■ Schriftliche Aufgabe 1: Übertrage aus dem Textauszug über nonverbales Verhalten wortgetreu alles von „Berührungsverhalten: Dazu zählen“ bis hinunter zu „aufmerksam zu machen.“.

Unser Körper redet ein Wörtchen mit
Der Begriff des Nonverbalen kann sehr weit gefasst werden. In der Literatur finden sich verschiedene Definitionen. Folgende Punkte kommen aber in fast allen Erläuterungen vor:
Körperbewegung oder kinetisches Verhalten: Dazu zählten Gesten und andere Bewegungen von Körperteilen, aber auch der Gesichtsausdruck wie Lächeln, Stirnrunzeln oder das Zusammenziehen der Augenbrauen.
Physische Eigenschaften: Dazu zählen körperliche Eigenschaften, wie Körpergröße, Gewicht, Körpergeruch, Aussehen, Haar und Hautfarbe.
Berührungsverhalten: Dazu zählen alle Arten des Sich-Berührens, sowohl die aggressiv-feindlichen (schlagen oder schubsen), als auch die freundlichen (Händeschütteln oder Küssen). Genauso wenn man sich bei jemandem einhakt oder kurz berührt, etwa um ihn auf etwas aufmerksam zu machen.
Parasprache: Dazu zählen voice qualities (Stimmqualitäten), und vocalizations (Vokalisationen). Zu den Stimmqualitäten gehören unter anderem Tonhöhenspanne, Tonhöhen- und Rhythmuskontrolle, Sprechtempo und Resonanz.
Proxemik: Hier geht es um körperliche Nähe und Distanz, um den Grad von Zu- oder Abwendung, Ausschluss und Einbezug, um Sitz- oder Stehordnungen unter den räumlichen Gegebenheiten.
Artefakte: Dazu zählt alles, was an Objekten eingesetzt wird oder werden kann, also vom Parfüm über Sonnenbrillen und Haarteile bis hin zu Kleidungsstücken und Accessoires.

■ Gezeigte Datensätze:
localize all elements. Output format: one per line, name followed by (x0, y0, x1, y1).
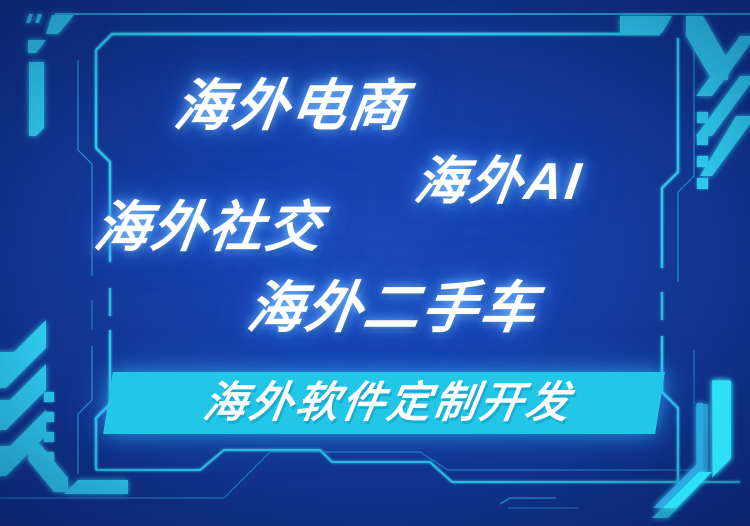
headline-stack: 海外电商 海外AI 海外社交 海外二手车 (0, 0, 750, 526)
headline-overseas-social: 海外社交 (91, 200, 327, 255)
software-banner-label: 海外软件定制开发 (124, 380, 651, 426)
headline-overseas-ai: 海外AI (411, 156, 586, 208)
headline-overseas-used-cars: 海外二手车 (244, 280, 542, 336)
poster-canvas: 海外电商 海外AI 海外社交 海外二手车 海外软件定制开发 (0, 0, 750, 526)
headline-overseas-ecommerce: 海外电商 (171, 78, 411, 134)
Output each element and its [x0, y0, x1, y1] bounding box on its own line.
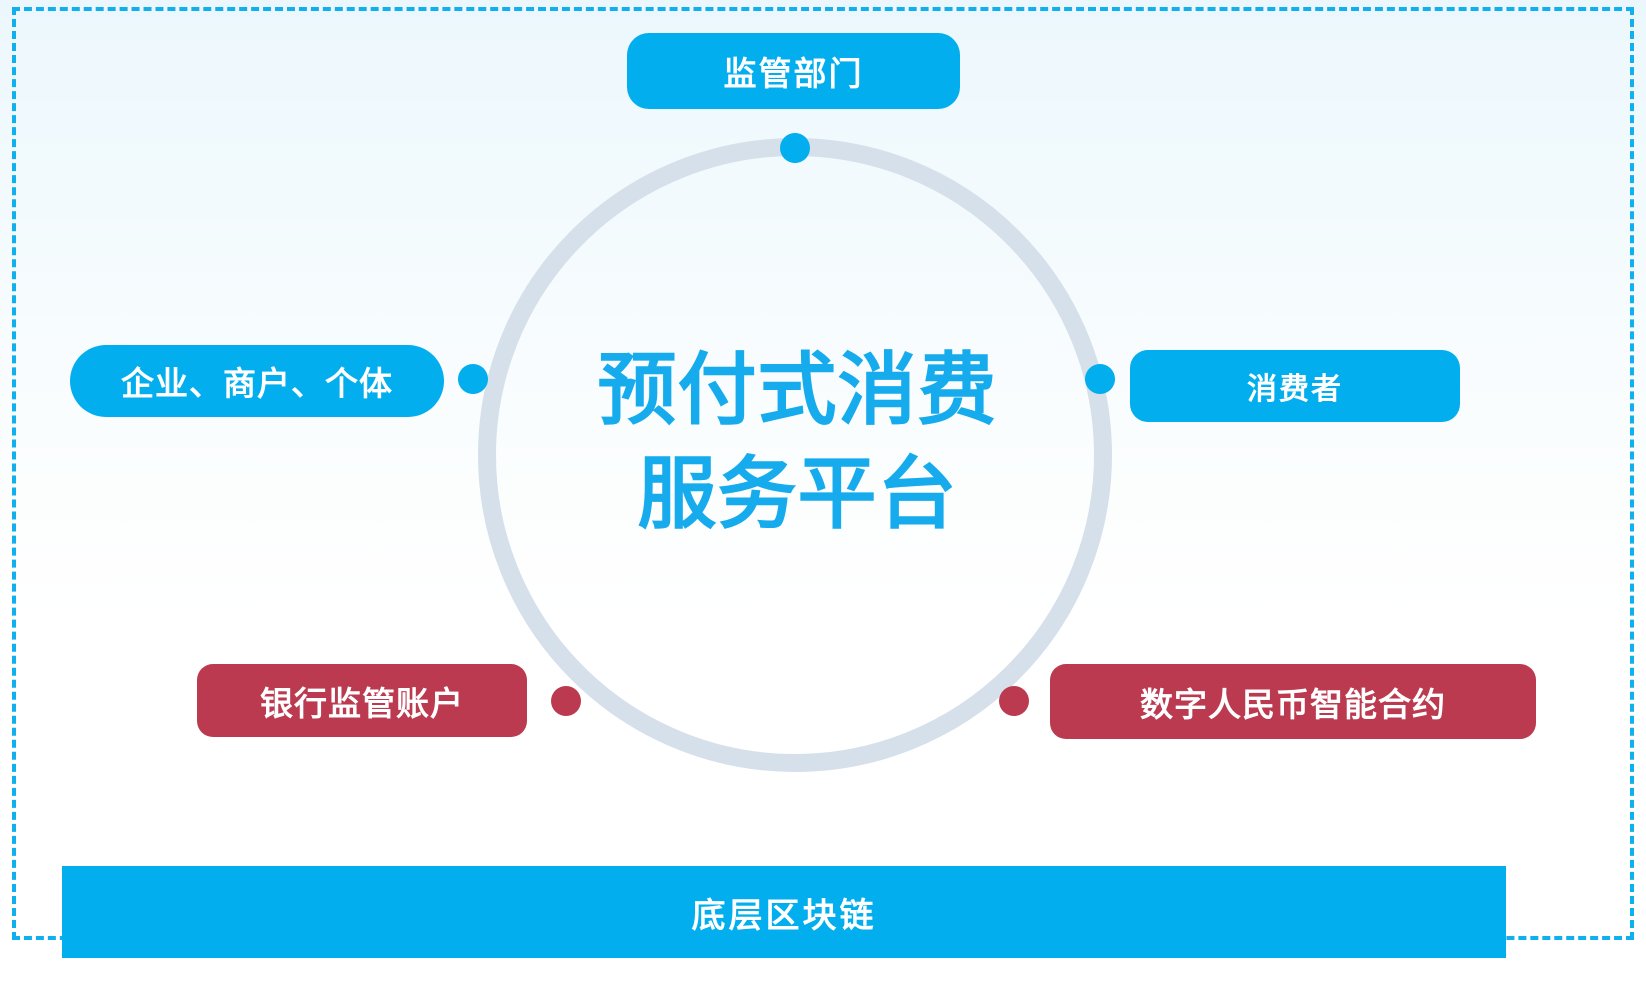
- node-merchants[interactable]: 企业、商户、个体: [70, 345, 444, 417]
- center-platform-title: 预付式消费 服务平台: [565, 338, 1030, 547]
- node-ecny-smart-contract-label: 数字人民币智能合约: [1140, 678, 1446, 726]
- node-regulator-label: 监管部门: [724, 47, 864, 95]
- node-consumer[interactable]: 消费者: [1130, 350, 1460, 422]
- consumer-dot-icon: [1085, 364, 1115, 394]
- node-bank-supervision-account[interactable]: 银行监管账户: [197, 664, 527, 737]
- node-regulator[interactable]: 监管部门: [627, 33, 960, 109]
- regulator-dot-icon: [780, 133, 810, 163]
- node-merchants-label: 企业、商户、个体: [121, 357, 393, 405]
- ecny-contract-dot-icon: [999, 686, 1029, 716]
- bank-account-dot-icon: [551, 686, 581, 716]
- center-title-line-1: 预付式消费: [565, 338, 1030, 442]
- foundation-blockchain-label: 底层区块链: [692, 888, 877, 937]
- node-bank-supervision-account-label: 银行监管账户: [260, 677, 464, 725]
- node-ecny-smart-contract[interactable]: 数字人民币智能合约: [1050, 664, 1536, 739]
- diagram-canvas: 预付式消费 服务平台 监管部门 企业、商户、个体 消费者 银行监管账户 数字人民…: [0, 0, 1646, 1000]
- merchants-dot-icon: [458, 364, 488, 394]
- center-title-line-2: 服务平台: [565, 442, 1030, 546]
- foundation-blockchain-bar[interactable]: 底层区块链: [62, 866, 1506, 958]
- node-consumer-label: 消费者: [1247, 364, 1343, 408]
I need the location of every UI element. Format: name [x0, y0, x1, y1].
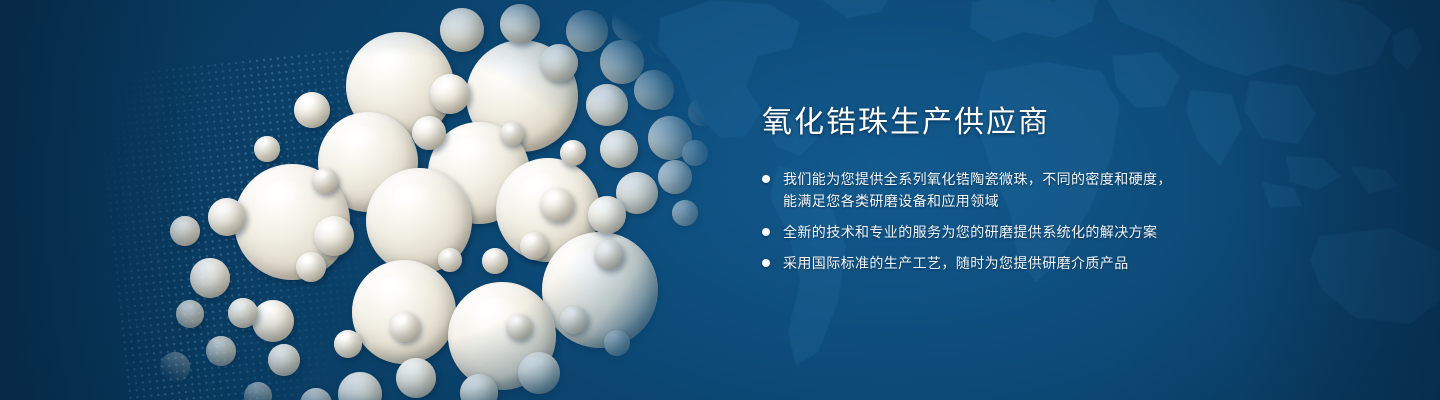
bullet-text: 全新的技术和专业的服务为您的研磨提供系统化的解决方案	[783, 221, 1157, 243]
hero-banner: 氧化锆珠生产供应商 我们能为您提供全系列氧化锆陶瓷微珠，不同的密度和硬度， 能满…	[0, 0, 1440, 400]
list-item: 采用国际标准的生产工艺，随时为您提供研磨介质产品	[762, 252, 1282, 274]
banner-headline: 氧化锆珠生产供应商	[762, 104, 1282, 142]
bullet-dot-icon	[762, 175, 770, 183]
bullet-dot-icon	[762, 228, 770, 236]
bullet-line: 采用国际标准的生产工艺，随时为您提供研磨介质产品	[783, 252, 1129, 274]
bullet-line: 能满足您各类研磨设备和应用领域	[783, 190, 1172, 212]
bullet-text: 我们能为您提供全系列氧化锆陶瓷微珠，不同的密度和硬度， 能满足您各类研磨设备和应…	[783, 168, 1172, 212]
bullet-text: 采用国际标准的生产工艺，随时为您提供研磨介质产品	[783, 252, 1129, 274]
list-item: 全新的技术和专业的服务为您的研磨提供系统化的解决方案	[762, 221, 1282, 243]
bullet-dot-icon	[762, 259, 770, 267]
bullet-line: 全新的技术和专业的服务为您的研磨提供系统化的解决方案	[783, 221, 1157, 243]
banner-copy: 氧化锆珠生产供应商 我们能为您提供全系列氧化锆陶瓷微珠，不同的密度和硬度， 能满…	[762, 104, 1282, 283]
banner-bullet-list: 我们能为您提供全系列氧化锆陶瓷微珠，不同的密度和硬度， 能满足您各类研磨设备和应…	[762, 168, 1282, 274]
list-item: 我们能为您提供全系列氧化锆陶瓷微珠，不同的密度和硬度， 能满足您各类研磨设备和应…	[762, 168, 1282, 212]
bullet-line: 我们能为您提供全系列氧化锆陶瓷微珠，不同的密度和硬度，	[783, 168, 1172, 190]
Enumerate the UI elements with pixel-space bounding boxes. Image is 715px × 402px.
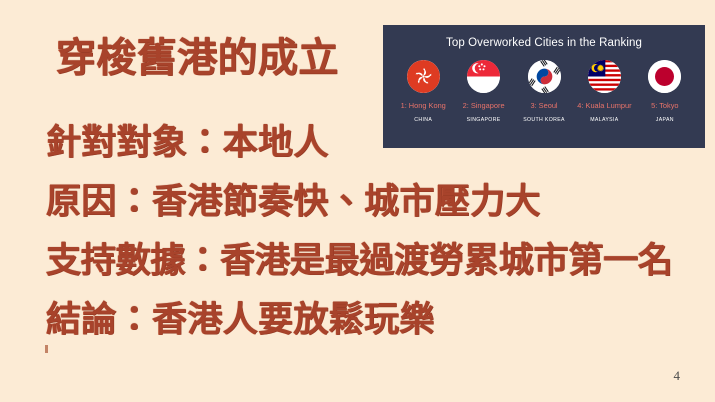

■ Schriftliche Aufgabe 2: Wiederhole aus den Datensätzen unverändert alle Zeilen von der Zeile mit „headline-stack: 海外电商 海外AI“ bis hinunter zur Zeile mit „Output each element“, beide eingeschlossen, und nur diese.

■ Antwort 1:
Berührungsverhalten: Dazu zählen alle Arten des Sich-Berührens, sowohl die aggressiv-feindlichen (schlagen oder schubsen), als auch die freundlichen (Händeschütteln oder Küssen). Genauso wenn man sich bei jemandem einhakt oder kurz berührt, etwa um ihn auf etwas aufmerksam zu machen.

■ Antwort 2:
headline-stack: 海外电商 海外AI 海外社交 海外二手车 (0, 0, 750, 526)
headline-overseas-social: 海外社交 (91, 200, 327, 255)
software-banner-label: 海外软件定制开发 (124, 380, 651, 426)
headline-overseas-ai: 海外AI (411, 156, 586, 208)
headline-overseas-used-cars: 海外二手车 (244, 280, 542, 336)
poster-canvas: 海外电商 海外AI 海外社交 海外二手车 海外软件定制开发 (0, 0, 750, 526)
headline-overseas-ecommerce: 海外电商 (171, 78, 411, 134)
Output each element and its [x0, y0, x1, y1] bounding box on its own line.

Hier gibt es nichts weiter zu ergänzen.